--- START OF Exercise materials ---

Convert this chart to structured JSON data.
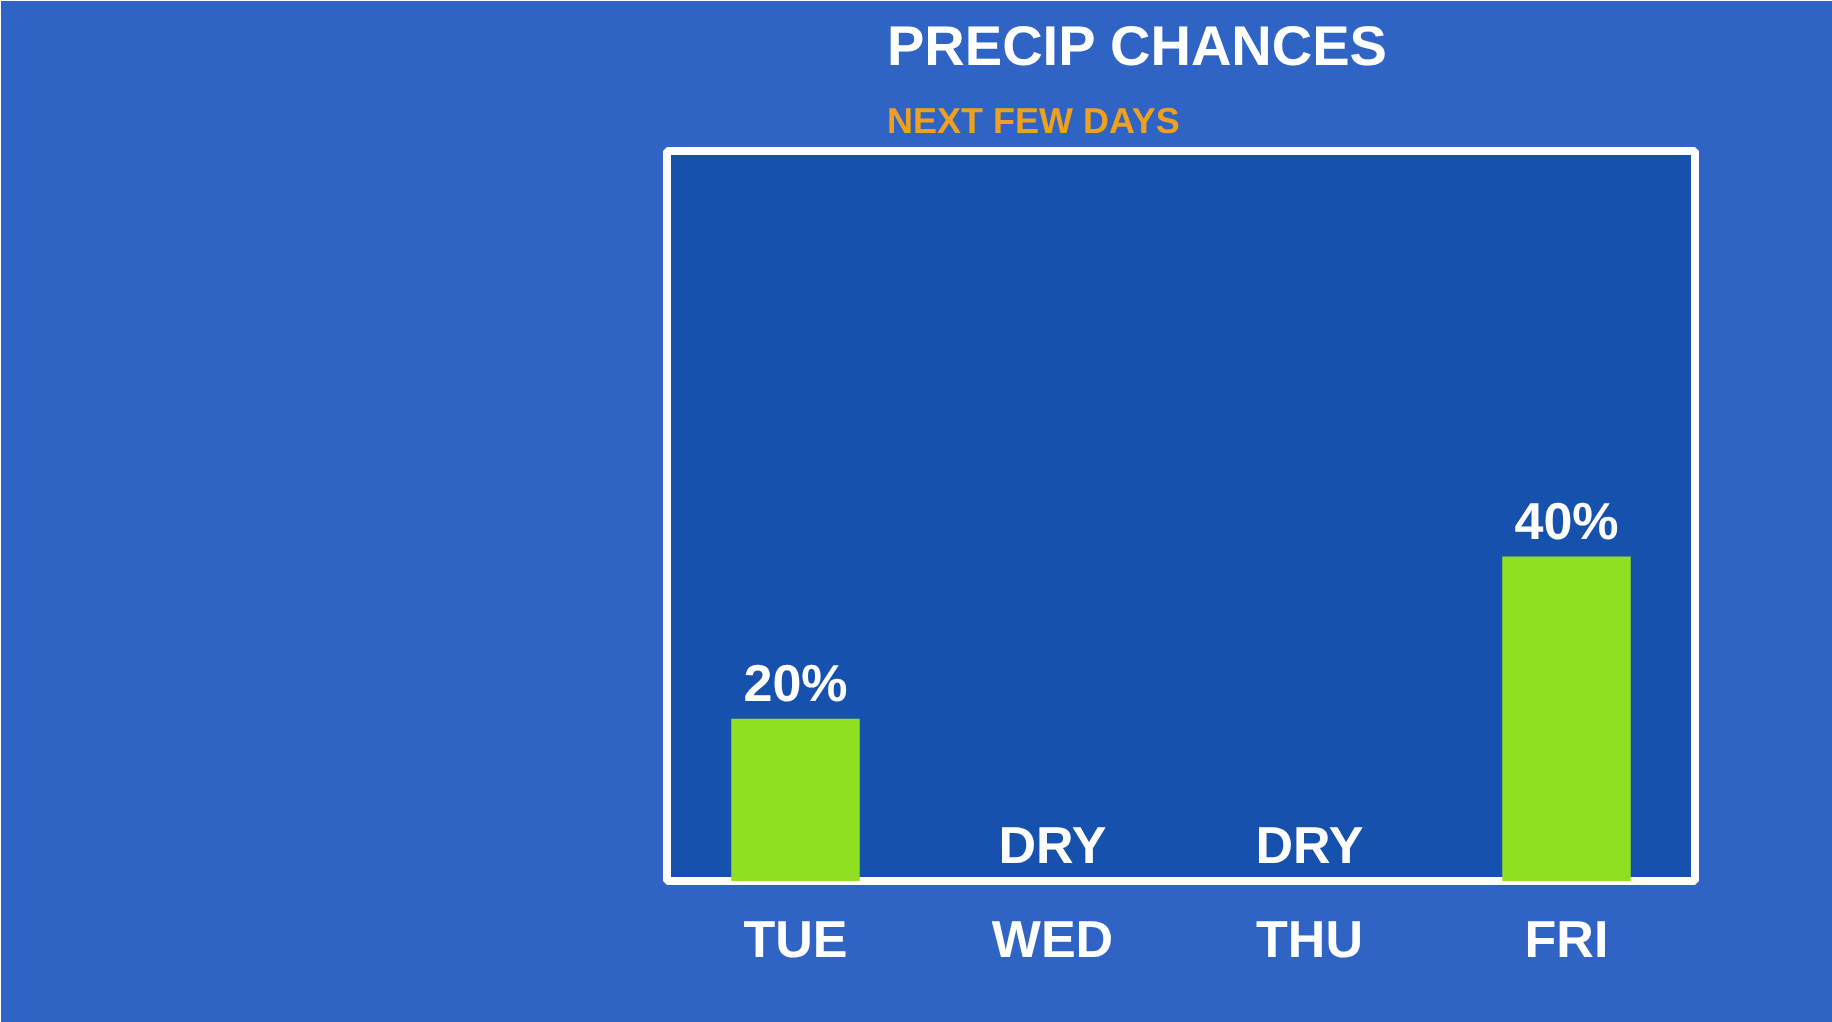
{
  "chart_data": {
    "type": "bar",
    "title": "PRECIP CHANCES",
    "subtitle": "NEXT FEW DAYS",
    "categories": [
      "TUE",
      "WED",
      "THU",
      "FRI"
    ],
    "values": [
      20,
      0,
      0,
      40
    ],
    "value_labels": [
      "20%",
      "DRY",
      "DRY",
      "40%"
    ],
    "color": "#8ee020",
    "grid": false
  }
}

--- END OF Exercise materials ---

◆ Problem to solve ◆
Give the data again exactly as written, with all pictures left out.

◆ Solution for this task ◆
Convert this chart to structured JSON data.
{
  "chart_data": {
    "type": "bar",
    "title": "PRECIP CHANCES",
    "subtitle": "NEXT FEW DAYS",
    "categories": [
      "TUE",
      "WED",
      "THU",
      "FRI"
    ],
    "values": [
      20,
      0,
      0,
      40
    ],
    "value_labels": [
      "20%",
      "DRY",
      "DRY",
      "40%"
    ],
    "color": "#8ee020",
    "grid": false
  }
}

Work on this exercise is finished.